» **Work to complete**: Pictures within the data are to be left out; everything else must be reproduced exactly.

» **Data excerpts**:
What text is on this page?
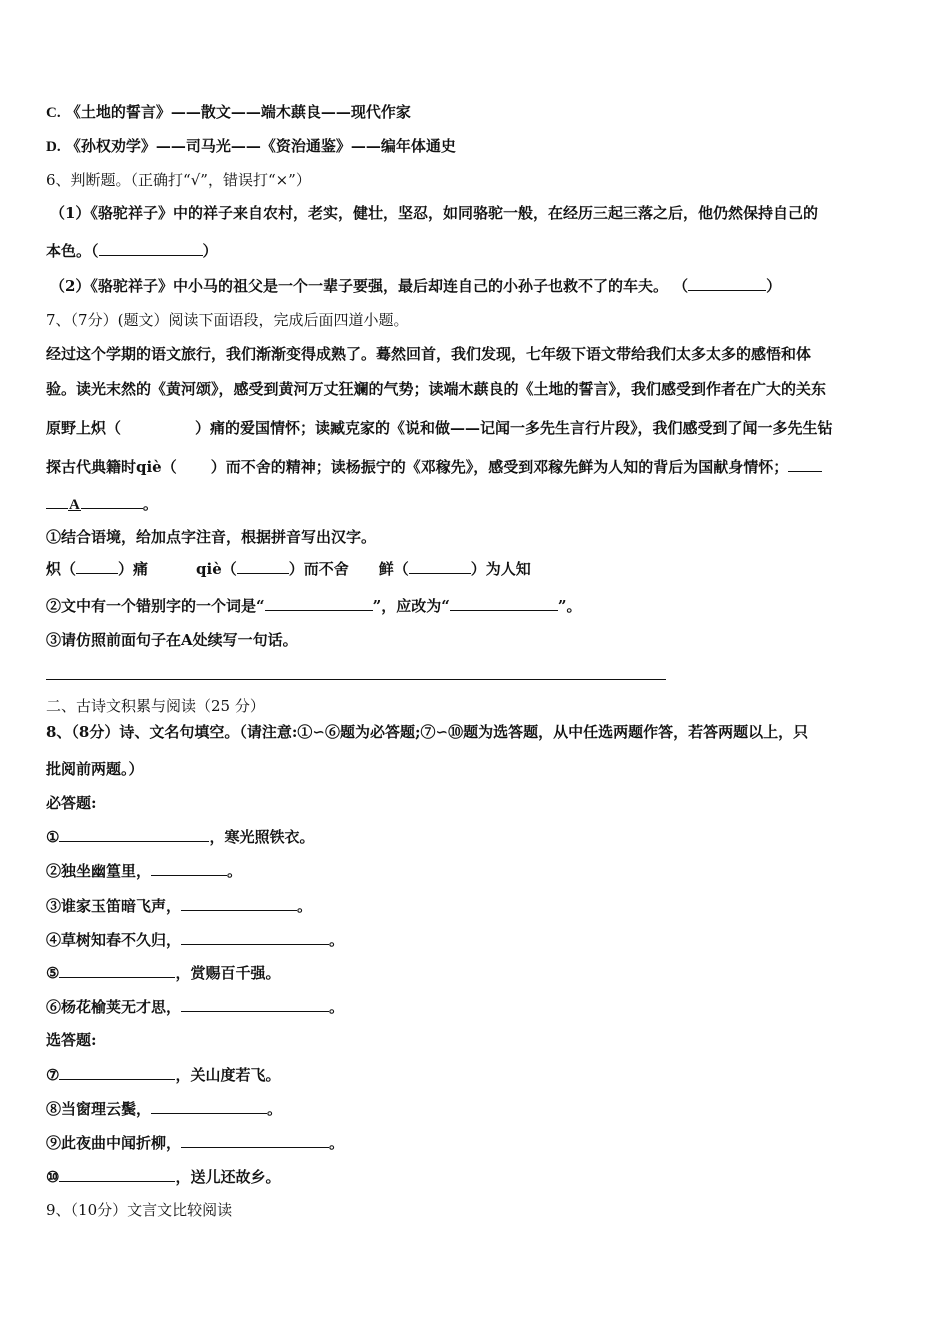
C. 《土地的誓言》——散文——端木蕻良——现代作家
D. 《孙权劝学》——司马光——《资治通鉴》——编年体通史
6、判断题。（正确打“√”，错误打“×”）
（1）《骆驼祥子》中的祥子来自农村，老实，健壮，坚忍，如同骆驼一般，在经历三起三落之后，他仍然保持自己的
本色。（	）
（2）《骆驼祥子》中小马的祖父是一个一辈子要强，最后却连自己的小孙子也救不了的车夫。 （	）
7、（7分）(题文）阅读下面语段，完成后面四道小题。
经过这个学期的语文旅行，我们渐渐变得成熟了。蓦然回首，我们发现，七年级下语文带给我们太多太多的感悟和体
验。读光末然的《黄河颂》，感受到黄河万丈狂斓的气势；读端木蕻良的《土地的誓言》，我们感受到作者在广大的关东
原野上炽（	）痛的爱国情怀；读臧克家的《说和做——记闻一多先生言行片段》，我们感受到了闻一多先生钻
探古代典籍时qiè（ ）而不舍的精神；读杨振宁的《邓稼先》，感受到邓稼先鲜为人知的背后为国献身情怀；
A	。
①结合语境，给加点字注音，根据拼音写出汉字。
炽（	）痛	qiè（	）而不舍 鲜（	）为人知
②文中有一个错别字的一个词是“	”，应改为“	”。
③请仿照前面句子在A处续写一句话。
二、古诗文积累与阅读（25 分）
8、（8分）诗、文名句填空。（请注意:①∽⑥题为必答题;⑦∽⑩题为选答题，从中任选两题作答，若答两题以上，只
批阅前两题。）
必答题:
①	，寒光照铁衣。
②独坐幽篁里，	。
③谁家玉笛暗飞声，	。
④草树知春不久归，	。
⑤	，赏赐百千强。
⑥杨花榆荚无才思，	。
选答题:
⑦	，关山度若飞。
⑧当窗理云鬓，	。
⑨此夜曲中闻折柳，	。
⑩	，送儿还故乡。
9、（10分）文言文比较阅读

» **Answer for this exercise**:
What text is on this page?
C. 《土地的誓言》——散文——端木蕻良——现代作家
D. 《孙权劝学》——司马光——《资治通鉴》——编年体通史
6、判断题。（正确打“√”，错误打“×”）
（1）《骆驼祥子》中的祥子来自农村，老实，健壮，坚忍，如同骆驼一般，在经历三起三落之后，他仍然保持自己的
本色。（	）
（2）《骆驼祥子》中小马的祖父是一个一辈子要强，最后却连自己的小孙子也救不了的车夫。 （	）
7、（7分）(题文）阅读下面语段，完成后面四道小题。
经过这个学期的语文旅行，我们渐渐变得成熟了。蓦然回首，我们发现，七年级下语文带给我们太多太多的感悟和体
验。读光末然的《黄河颂》，感受到黄河万丈狂斓的气势；读端木蕻良的《土地的誓言》，我们感受到作者在广大的关东
原野上炽（	）痛的爱国情怀；读臧克家的《说和做——记闻一多先生言行片段》，我们感受到了闻一多先生钻
探古代典籍时qiè（ ）而不舍的精神；读杨振宁的《邓稼先》，感受到邓稼先鲜为人知的背后为国献身情怀；
A	。
①结合语境，给加点字注音，根据拼音写出汉字。
炽（	）痛	qiè（	）而不舍 鲜（	）为人知
②文中有一个错别字的一个词是“	”，应改为“	”。
③请仿照前面句子在A处续写一句话。
二、古诗文积累与阅读（25 分）
8、（8分）诗、文名句填空。（请注意:①∽⑥题为必答题;⑦∽⑩题为选答题，从中任选两题作答，若答两题以上，只
批阅前两题。）
必答题:
①	，寒光照铁衣。
②独坐幽篁里，	。
③谁家玉笛暗飞声，	。
④草树知春不久归，	。
⑤	，赏赐百千强。
⑥杨花榆荚无才思，	。
选答题:
⑦	，关山度若飞。
⑧当窗理云鬓，	。
⑨此夜曲中闻折柳，	。
⑩	，送儿还故乡。
9、（10分）文言文比较阅读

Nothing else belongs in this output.